+++ STORED RECORDS +++

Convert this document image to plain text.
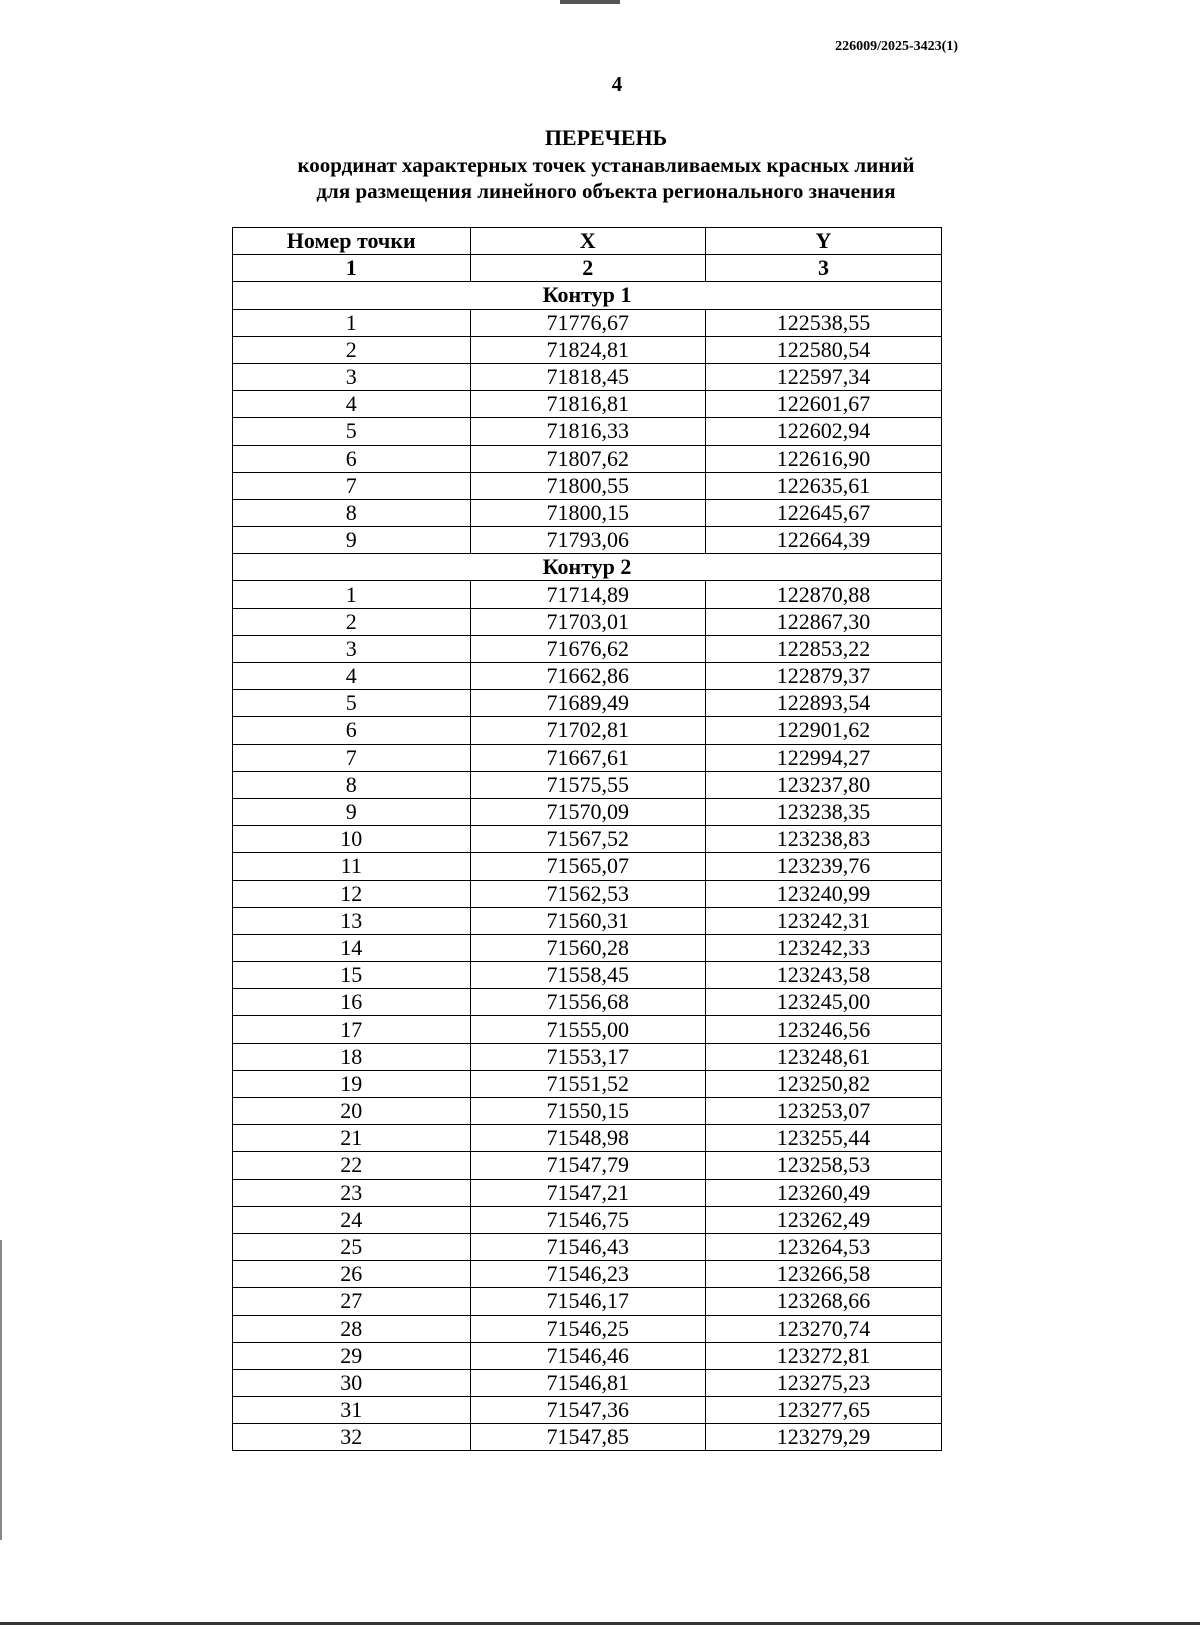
226009/2025-3423(1)
4
ПЕРЕЧЕНЬ
координат характерных точек устанавливаемых красных линий
для размещения линейного объекта регионального значения
Номер точки	X	Y
1	2	3
Контур 1		
1	71776,67	122538,55
2	71824,81	122580,54
3	71818,45	122597,34
4	71816,81	122601,67
5	71816,33	122602,94
6	71807,62	122616,90
7	71800,55	122635,61
8	71800,15	122645,67
9	71793,06	122664,39
Контур 2		
1	71714,89	122870,88
2	71703,01	122867,30
3	71676,62	122853,22
4	71662,86	122879,37
5	71689,49	122893,54
6	71702,81	122901,62
7	71667,61	122994,27
8	71575,55	123237,80
9	71570,09	123238,35
10	71567,52	123238,83
11	71565,07	123239,76
12	71562,53	123240,99
13	71560,31	123242,31
14	71560,28	123242,33
15	71558,45	123243,58
16	71556,68	123245,00
17	71555,00	123246,56
18	71553,17	123248,61
19	71551,52	123250,82
20	71550,15	123253,07
21	71548,98	123255,44
22	71547,79	123258,53
23	71547,21	123260,49
24	71546,75	123262,49
25	71546,43	123264,53
26	71546,23	123266,58
27	71546,17	123268,66
28	71546,25	123270,74
29	71546,46	123272,81
30	71546,81	123275,23
31	71547,36	123277,65
32	71547,85	123279,29
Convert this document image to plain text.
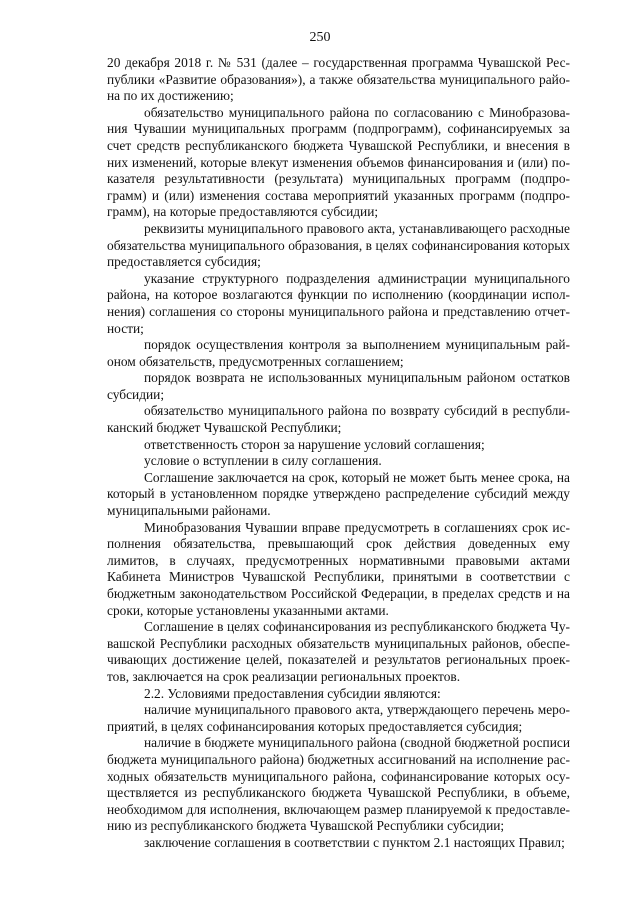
250

20 декабря 2018 г. № 531 (далее – государственная программа Чувашской Республики «Развитие образования»), а также обязательства муниципального района по их достижению;

обязательство муниципального района по согласованию с Минобразования Чувашии муниципальных программ (подпрограмм), софинансируемых за счет средств республиканского бюджета Чувашской Республики, и внесения в них изменений, которые влекут изменения объемов финансирования и (или) показателя результативности (результата) муниципальных программ (подпрограмм) и (или) изменения состава мероприятий указанных программ (подпрограмм), на которые предоставляются субсидии;

реквизиты муниципального правового акта, устанавливающего расходные обязательства муниципального образования, в целях софинансирования которых предоставляется субсидия;

указание структурного подразделения администрации муниципального района, на которое возлагаются функции по исполнению (координации исполнения) соглашения со стороны муниципального района и представлению отчетности;

порядок осуществления контроля за выполнением муниципальным районом обязательств, предусмотренных соглашением;

порядок возврата не использованных муниципальным районом остатков субсидии;

обязательство муниципального района по возврату субсидий в республиканский бюджет Чувашской Республики;

ответственность сторон за нарушение условий соглашения;

условие о вступлении в силу соглашения.

Соглашение заключается на срок, который не может быть менее срока, на который в установленном порядке утверждено распределение субсидий между муниципальными районами.

Минобразования Чувашии вправе предусмотреть в соглашениях срок исполнения обязательства, превышающий срок действия доведенных ему лимитов, в случаях, предусмотренных нормативными правовыми актами Кабинета Министров Чувашской Республики, принятыми в соответствии с бюджетным законодательством Российской Федерации, в пределах средств и на сроки, которые установлены указанными актами.

Соглашение в целях софинансирования из республиканского бюджета Чувашской Республики расходных обязательств муниципальных районов, обеспечивающих достижение целей, показателей и результатов региональных проектов, заключается на срок реализации региональных проектов.

2.2. Условиями предоставления субсидии являются:

наличие муниципального правового акта, утверждающего перечень мероприятий, в целях софинансирования которых предоставляется субсидия;

наличие в бюджете муниципального района (сводной бюджетной росписи бюджета муниципального района) бюджетных ассигнований на исполнение расходных обязательств муниципального района, софинансирование которых осуществляется из республиканского бюджета Чувашской Республики, в объеме, необходимом для исполнения, включающем размер планируемой к предоставлению из республиканского бюджета Чувашской Республики субсидии;

заключение соглашения в соответствии с пунктом 2.1 настоящих Правил;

+++

- WHAT TO WORK ON -
Pull out each line of the records holding the string "Чувашской".

- EXPECTED ANSWER -
20 декабря 2018 г. № 531 (далее – государственная программа Чувашской Республики «Развитие образования»), а также обязательства муниципального района по их достижению;
обязательство муниципального района по согласованию с Минобразования Чувашии муниципальных программ (подпрограмм), софинансируемых за счет средств республиканского бюджета Чувашской Республики, и внесения в них изменений, которые влекут изменения объемов финансирования и (или) показателя результативности (результата) муниципальных программ (подпрограмм) и (или) изменения состава мероприятий указанных программ (подпрограмм), на которые предоставляются субсидии;
обязательство муниципального района по возврату субсидий в республиканский бюджет Чувашской Республики;
Минобразования Чувашии вправе предусмотреть в соглашениях срок исполнения обязательства, превышающий срок действия доведенных ему лимитов, в случаях, предусмотренных нормативными правовыми актами Кабинета Министров Чувашской Республики, принятыми в соответствии с бюджетным законодательством Российской Федерации, в пределах средств и на сроки, которые установлены указанными актами.
Соглашение в целях софинансирования из республиканского бюджета Чувашской Республики расходных обязательств муниципальных районов, обеспечивающих достижение целей, показателей и результатов региональных проектов, заключается на срок реализации региональных проектов.
наличие в бюджете муниципального района (сводной бюджетной росписи бюджета муниципального района) бюджетных ассигнований на исполнение расходных обязательств муниципального района, софинансирование которых осуществляется из республиканского бюджета Чувашской Республики, в объеме, необходимом для исполнения, включающем размер планируемой к предоставлению из республиканского бюджета Чувашской Республики субсидии;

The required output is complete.